→ STATED TASK
Set down the material below in full, matching it exactly.

→ ENTRIES

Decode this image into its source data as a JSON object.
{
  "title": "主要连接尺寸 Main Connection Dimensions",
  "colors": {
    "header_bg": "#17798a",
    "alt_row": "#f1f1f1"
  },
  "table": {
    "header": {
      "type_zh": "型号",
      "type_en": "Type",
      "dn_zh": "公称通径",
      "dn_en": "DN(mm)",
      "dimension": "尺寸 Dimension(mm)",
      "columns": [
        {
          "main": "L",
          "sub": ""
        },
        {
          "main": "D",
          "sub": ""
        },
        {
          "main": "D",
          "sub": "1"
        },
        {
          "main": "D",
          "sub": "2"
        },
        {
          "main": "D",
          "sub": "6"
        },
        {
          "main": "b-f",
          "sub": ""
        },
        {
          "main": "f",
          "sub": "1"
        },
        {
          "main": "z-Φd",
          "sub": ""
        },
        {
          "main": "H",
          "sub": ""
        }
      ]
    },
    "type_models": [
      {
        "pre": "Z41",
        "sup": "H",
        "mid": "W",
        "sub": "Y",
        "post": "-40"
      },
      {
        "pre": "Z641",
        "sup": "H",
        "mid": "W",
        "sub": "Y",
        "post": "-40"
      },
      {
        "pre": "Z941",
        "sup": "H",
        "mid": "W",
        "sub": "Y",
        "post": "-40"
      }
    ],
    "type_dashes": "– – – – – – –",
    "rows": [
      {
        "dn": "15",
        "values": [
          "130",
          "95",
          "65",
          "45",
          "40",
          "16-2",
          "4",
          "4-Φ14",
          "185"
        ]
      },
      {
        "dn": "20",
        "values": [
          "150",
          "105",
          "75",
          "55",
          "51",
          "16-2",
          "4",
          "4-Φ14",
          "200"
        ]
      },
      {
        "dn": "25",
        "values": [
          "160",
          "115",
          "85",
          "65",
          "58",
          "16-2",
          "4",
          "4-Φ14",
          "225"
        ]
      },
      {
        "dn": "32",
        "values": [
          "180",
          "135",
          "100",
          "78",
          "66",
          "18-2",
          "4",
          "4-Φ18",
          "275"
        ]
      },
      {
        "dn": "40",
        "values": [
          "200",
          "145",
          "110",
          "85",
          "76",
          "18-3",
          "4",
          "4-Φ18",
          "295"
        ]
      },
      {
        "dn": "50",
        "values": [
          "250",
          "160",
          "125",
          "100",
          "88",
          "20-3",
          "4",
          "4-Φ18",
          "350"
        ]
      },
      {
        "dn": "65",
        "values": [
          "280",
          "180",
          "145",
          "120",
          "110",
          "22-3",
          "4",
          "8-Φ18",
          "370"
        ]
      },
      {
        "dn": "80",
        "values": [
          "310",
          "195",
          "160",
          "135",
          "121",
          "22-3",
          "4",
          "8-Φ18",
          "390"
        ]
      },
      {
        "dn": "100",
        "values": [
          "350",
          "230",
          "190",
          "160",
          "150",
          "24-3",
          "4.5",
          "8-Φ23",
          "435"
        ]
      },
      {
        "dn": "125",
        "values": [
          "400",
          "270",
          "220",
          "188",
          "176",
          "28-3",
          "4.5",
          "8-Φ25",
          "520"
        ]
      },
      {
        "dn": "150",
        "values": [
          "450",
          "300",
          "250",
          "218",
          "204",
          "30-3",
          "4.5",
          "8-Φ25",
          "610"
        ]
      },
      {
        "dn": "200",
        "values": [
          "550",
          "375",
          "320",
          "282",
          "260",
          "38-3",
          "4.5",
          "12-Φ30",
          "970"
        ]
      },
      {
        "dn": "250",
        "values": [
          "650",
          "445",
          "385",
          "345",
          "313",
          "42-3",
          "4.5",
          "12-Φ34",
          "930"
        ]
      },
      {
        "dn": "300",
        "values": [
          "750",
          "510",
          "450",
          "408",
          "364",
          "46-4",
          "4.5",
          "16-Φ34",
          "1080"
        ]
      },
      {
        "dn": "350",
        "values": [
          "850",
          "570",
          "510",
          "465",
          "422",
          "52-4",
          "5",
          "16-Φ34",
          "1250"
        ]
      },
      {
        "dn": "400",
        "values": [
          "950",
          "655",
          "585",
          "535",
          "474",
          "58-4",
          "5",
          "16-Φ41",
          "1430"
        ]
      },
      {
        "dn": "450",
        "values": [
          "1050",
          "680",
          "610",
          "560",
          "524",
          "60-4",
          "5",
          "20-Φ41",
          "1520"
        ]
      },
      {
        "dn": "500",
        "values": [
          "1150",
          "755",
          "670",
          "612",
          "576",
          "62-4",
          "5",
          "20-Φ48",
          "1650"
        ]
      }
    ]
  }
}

→ EXERCISE RESPONSE
Decode this image into its source data as a JSON object.
{
  "title": "主要连接尺寸 Main Connection Dimensions",
  "colors": {
    "header_bg": "#17798a",
    "alt_row": "#f1f1f1"
  },
  "table": {
    "header": {
      "type_zh": "型号",
      "type_en": "Type",
      "dn_zh": "公称通径",
      "dn_en": "DN(mm)",
      "dimension": "尺寸 Dimension(mm)",
      "columns": [
        {
          "main": "L",
          "sub": ""
        },
        {
          "main": "D",
          "sub": ""
        },
        {
          "main": "D",
          "sub": "1"
        },
        {
          "main": "D",
          "sub": "2"
        },
        {
          "main": "D",
          "sub": "6"
        },
        {
          "main": "b-f",
          "sub": ""
        },
        {
          "main": "f",
          "sub": "1"
        },
        {
          "main": "z-Φd",
          "sub": ""
        },
        {
          "main": "H",
          "sub": ""
        }
      ]
    },
    "type_models": [
      {
        "pre": "Z41",
        "sup": "H",
        "mid": "W",
        "sub": "Y",
        "post": "-40"
      },
      {
        "pre": "Z641",
        "sup": "H",
        "mid": "W",
        "sub": "Y",
        "post": "-40"
      },
      {
        "pre": "Z941",
        "sup": "H",
        "mid": "W",
        "sub": "Y",
        "post": "-40"
      }
    ],
    "type_dashes": "– – – – – – –",
    "rows": [
      {
        "dn": "15",
        "values": [
          "130",
          "95",
          "65",
          "45",
          "40",
          "16-2",
          "4",
          "4-Φ14",
          "185"
        ]
      },
      {
        "dn": "20",
        "values": [
          "150",
          "105",
          "75",
          "55",
          "51",
          "16-2",
          "4",
          "4-Φ14",
          "200"
        ]
      },
      {
        "dn": "25",
        "values": [
          "160",
          "115",
          "85",
          "65",
          "58",
          "16-2",
          "4",
          "4-Φ14",
          "225"
        ]
      },
      {
        "dn": "32",
        "values": [
          "180",
          "135",
          "100",
          "78",
          "66",
          "18-2",
          "4",
          "4-Φ18",
          "275"
        ]
      },
      {
        "dn": "40",
        "values": [
          "200",
          "145",
          "110",
          "85",
          "76",
          "18-3",
          "4",
          "4-Φ18",
          "295"
        ]
      },
      {
        "dn": "50",
        "values": [
          "250",
          "160",
          "125",
          "100",
          "88",
          "20-3",
          "4",
          "4-Φ18",
          "350"
        ]
      },
      {
        "dn": "65",
        "values": [
          "280",
          "180",
          "145",
          "120",
          "110",
          "22-3",
          "4",
          "8-Φ18",
          "370"
        ]
      },
      {
        "dn": "80",
        "values": [
          "310",
          "195",
          "160",
          "135",
          "121",
          "22-3",
          "4",
          "8-Φ18",
          "390"
        ]
      },
      {
        "dn": "100",
        "values": [
          "350",
          "230",
          "190",
          "160",
          "150",
          "24-3",
          "4.5",
          "8-Φ23",
          "435"
        ]
      },
      {
        "dn": "125",
        "values": [
          "400",
          "270",
          "220",
          "188",
          "176",
          "28-3",
          "4.5",
          "8-Φ25",
          "520"
        ]
      },
      {
        "dn": "150",
        "values": [
          "450",
          "300",
          "250",
          "218",
          "204",
          "30-3",
          "4.5",
          "8-Φ25",
          "610"
        ]
      },
      {
        "dn": "200",
        "values": [
          "550",
          "375",
          "320",
          "282",
          "260",
          "38-3",
          "4.5",
          "12-Φ30",
          "970"
        ]
      },
      {
        "dn": "250",
        "values": [
          "650",
          "445",
          "385",
          "345",
          "313",
          "42-3",
          "4.5",
          "12-Φ34",
          "930"
        ]
      },
      {
        "dn": "300",
        "values": [
          "750",
          "510",
          "450",
          "408",
          "364",
          "46-4",
          "4.5",
          "16-Φ34",
          "1080"
        ]
      },
      {
        "dn": "350",
        "values": [
          "850",
          "570",
          "510",
          "465",
          "422",
          "52-4",
          "5",
          "16-Φ34",
          "1250"
        ]
      },
      {
        "dn": "400",
        "values": [
          "950",
          "655",
          "585",
          "535",
          "474",
          "58-4",
          "5",
          "16-Φ41",
          "1430"
        ]
      },
      {
        "dn": "450",
        "values": [
          "1050",
          "680",
          "610",
          "560",
          "524",
          "60-4",
          "5",
          "20-Φ41",
          "1520"
        ]
      },
      {
        "dn": "500",
        "values": [
          "1150",
          "755",
          "670",
          "612",
          "576",
          "62-4",
          "5",
          "20-Φ48",
          "1650"
        ]
      }
    ]
  }
}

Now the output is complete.